• _Requirements_:
Write every record out again exactly as given.

• _Data to process_:
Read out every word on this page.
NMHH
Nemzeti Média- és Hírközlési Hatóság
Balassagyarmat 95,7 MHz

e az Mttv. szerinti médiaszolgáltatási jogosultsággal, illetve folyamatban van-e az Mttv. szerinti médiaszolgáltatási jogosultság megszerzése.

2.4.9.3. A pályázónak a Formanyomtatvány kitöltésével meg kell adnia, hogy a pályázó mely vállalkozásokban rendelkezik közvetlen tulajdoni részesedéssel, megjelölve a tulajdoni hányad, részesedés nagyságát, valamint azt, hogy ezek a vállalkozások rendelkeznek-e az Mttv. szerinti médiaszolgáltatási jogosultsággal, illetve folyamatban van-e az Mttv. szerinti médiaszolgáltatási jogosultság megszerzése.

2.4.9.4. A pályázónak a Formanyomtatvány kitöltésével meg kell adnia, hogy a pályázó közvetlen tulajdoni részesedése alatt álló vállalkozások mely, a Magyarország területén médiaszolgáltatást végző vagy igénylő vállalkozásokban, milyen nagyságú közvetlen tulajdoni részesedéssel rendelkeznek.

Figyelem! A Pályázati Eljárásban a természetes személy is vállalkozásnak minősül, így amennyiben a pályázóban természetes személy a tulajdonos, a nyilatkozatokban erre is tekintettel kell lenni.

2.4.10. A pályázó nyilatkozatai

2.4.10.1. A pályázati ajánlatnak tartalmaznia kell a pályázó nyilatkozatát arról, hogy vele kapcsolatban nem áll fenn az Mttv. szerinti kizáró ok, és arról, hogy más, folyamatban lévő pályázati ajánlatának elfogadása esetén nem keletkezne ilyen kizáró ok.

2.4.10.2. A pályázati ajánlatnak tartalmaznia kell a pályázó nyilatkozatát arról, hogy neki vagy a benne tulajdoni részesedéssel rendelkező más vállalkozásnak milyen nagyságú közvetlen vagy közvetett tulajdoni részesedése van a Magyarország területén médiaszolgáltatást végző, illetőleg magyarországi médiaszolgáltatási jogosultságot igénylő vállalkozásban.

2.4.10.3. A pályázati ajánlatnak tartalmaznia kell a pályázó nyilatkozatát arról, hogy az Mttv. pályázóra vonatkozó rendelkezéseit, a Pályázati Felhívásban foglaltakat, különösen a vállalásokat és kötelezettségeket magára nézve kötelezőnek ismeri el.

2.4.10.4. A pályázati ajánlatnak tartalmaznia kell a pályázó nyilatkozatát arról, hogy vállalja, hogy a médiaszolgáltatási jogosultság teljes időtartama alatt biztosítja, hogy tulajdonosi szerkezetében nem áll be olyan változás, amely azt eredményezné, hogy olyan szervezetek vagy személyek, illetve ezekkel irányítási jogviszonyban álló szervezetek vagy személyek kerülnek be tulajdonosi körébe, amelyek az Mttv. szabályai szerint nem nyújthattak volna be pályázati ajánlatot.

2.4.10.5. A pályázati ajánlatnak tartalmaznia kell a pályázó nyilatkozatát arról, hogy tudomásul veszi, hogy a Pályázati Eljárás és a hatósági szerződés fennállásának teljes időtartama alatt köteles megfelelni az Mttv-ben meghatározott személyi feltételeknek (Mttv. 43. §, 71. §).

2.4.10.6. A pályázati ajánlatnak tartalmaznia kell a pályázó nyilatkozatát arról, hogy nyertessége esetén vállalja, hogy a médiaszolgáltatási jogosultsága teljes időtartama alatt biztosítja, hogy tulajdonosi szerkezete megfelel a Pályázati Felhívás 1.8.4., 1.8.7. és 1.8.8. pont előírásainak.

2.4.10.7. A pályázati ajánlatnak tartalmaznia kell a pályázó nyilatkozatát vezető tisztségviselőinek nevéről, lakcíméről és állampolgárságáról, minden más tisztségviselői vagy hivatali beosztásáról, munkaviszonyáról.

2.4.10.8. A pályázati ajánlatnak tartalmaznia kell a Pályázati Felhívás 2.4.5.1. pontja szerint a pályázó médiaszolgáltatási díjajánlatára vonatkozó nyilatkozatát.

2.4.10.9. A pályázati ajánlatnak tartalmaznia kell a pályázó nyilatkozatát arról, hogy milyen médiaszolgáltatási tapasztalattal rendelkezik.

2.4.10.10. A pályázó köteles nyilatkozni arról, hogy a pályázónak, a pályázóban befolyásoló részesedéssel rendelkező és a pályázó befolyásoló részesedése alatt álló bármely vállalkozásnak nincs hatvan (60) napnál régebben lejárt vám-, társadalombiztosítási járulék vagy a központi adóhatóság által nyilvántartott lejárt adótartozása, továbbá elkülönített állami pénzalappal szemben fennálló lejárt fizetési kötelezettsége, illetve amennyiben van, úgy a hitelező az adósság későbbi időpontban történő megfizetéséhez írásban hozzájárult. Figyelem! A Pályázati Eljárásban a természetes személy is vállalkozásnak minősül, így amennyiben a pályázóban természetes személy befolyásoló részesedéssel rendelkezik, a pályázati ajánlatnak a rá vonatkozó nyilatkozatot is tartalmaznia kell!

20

• _Solved problem_:
Read out every word on this page.
NMHH
Nemzeti Média- és Hírközlési Hatóság
Balassagyarmat 95,7 MHz

e az Mttv. szerinti médiaszolgáltatási jogosultsággal, illetve folyamatban van-e az Mttv. szerinti médiaszolgáltatási jogosultság megszerzése.

2.4.9.3. A pályázónak a Formanyomtatvány kitöltésével meg kell adnia, hogy a pályázó mely vállalkozásokban rendelkezik közvetlen tulajdoni részesedéssel, megjelölve a tulajdoni hányad, részesedés nagyságát, valamint azt, hogy ezek a vállalkozások rendelkeznek-e az Mttv. szerinti médiaszolgáltatási jogosultsággal, illetve folyamatban van-e az Mttv. szerinti médiaszolgáltatási jogosultság megszerzése.

2.4.9.4. A pályázónak a Formanyomtatvány kitöltésével meg kell adnia, hogy a pályázó közvetlen tulajdoni részesedése alatt álló vállalkozások mely, a Magyarország területén médiaszolgáltatást végző vagy igénylő vállalkozásokban, milyen nagyságú közvetlen tulajdoni részesedéssel rendelkeznek.

Figyelem! A Pályázati Eljárásban a természetes személy is vállalkozásnak minősül, így amennyiben a pályázóban természetes személy a tulajdonos, a nyilatkozatokban erre is tekintettel kell lenni.

2.4.10. A pályázó nyilatkozatai

2.4.10.1. A pályázati ajánlatnak tartalmaznia kell a pályázó nyilatkozatát arról, hogy vele kapcsolatban nem áll fenn az Mttv. szerinti kizáró ok, és arról, hogy más, folyamatban lévő pályázati ajánlatának elfogadása esetén nem keletkezne ilyen kizáró ok.

2.4.10.2. A pályázati ajánlatnak tartalmaznia kell a pályázó nyilatkozatát arról, hogy neki vagy a benne tulajdoni részesedéssel rendelkező más vállalkozásnak milyen nagyságú közvetlen vagy közvetett tulajdoni részesedése van a Magyarország területén médiaszolgáltatást végző, illetőleg magyarországi médiaszolgáltatási jogosultságot igénylő vállalkozásban.

2.4.10.3. A pályázati ajánlatnak tartalmaznia kell a pályázó nyilatkozatát arról, hogy az Mttv. pályázóra vonatkozó rendelkezéseit, a Pályázati Felhívásban foglaltakat, különösen a vállalásokat és kötelezettségeket magára nézve kötelezőnek ismeri el.

2.4.10.4. A pályázati ajánlatnak tartalmaznia kell a pályázó nyilatkozatát arról, hogy vállalja, hogy a médiaszolgáltatási jogosultság teljes időtartama alatt biztosítja, hogy tulajdonosi szerkezetében nem áll be olyan változás, amely azt eredményezné, hogy olyan szervezetek vagy személyek, illetve ezekkel irányítási jogviszonyban álló szervezetek vagy személyek kerülnek be tulajdonosi körébe, amelyek az Mttv. szabályai szerint nem nyújthattak volna be pályázati ajánlatot.

2.4.10.5. A pályázati ajánlatnak tartalmaznia kell a pályázó nyilatkozatát arról, hogy tudomásul veszi, hogy a Pályázati Eljárás és a hatósági szerződés fennállásának teljes időtartama alatt köteles megfelelni az Mttv-ben meghatározott személyi feltételeknek (Mttv. 43. §, 71. §).

2.4.10.6. A pályázati ajánlatnak tartalmaznia kell a pályázó nyilatkozatát arról, hogy nyertessége esetén vállalja, hogy a médiaszolgáltatási jogosultsága teljes időtartama alatt biztosítja, hogy tulajdonosi szerkezete megfelel a Pályázati Felhívás 1.8.4., 1.8.7. és 1.8.8. pont előírásainak.

2.4.10.7. A pályázati ajánlatnak tartalmaznia kell a pályázó nyilatkozatát vezető tisztségviselőinek nevéről, lakcíméről és állampolgárságáról, minden más tisztségviselői vagy hivatali beosztásáról, munkaviszonyáról.

2.4.10.8. A pályázati ajánlatnak tartalmaznia kell a Pályázati Felhívás 2.4.5.1. pontja szerint a pályázó médiaszolgáltatási díjajánlatára vonatkozó nyilatkozatát.

2.4.10.9. A pályázati ajánlatnak tartalmaznia kell a pályázó nyilatkozatát arról, hogy milyen médiaszolgáltatási tapasztalattal rendelkezik.

2.4.10.10. A pályázó köteles nyilatkozni arról, hogy a pályázónak, a pályázóban befolyásoló részesedéssel rendelkező és a pályázó befolyásoló részesedése alatt álló bármely vállalkozásnak nincs hatvan (60) napnál régebben lejárt vám-, társadalombiztosítási járulék vagy a központi adóhatóság által nyilvántartott lejárt adótartozása, továbbá elkülönített állami pénzalappal szemben fennálló lejárt fizetési kötelezettsége, illetve amennyiben van, úgy a hitelező az adósság későbbi időpontban történő megfizetéséhez írásban hozzájárult. Figyelem! A Pályázati Eljárásban a természetes személy is vállalkozásnak minősül, így amennyiben a pályázóban természetes személy befolyásoló részesedéssel rendelkezik, a pályázati ajánlatnak a rá vonatkozó nyilatkozatot is tartalmaznia kell!

20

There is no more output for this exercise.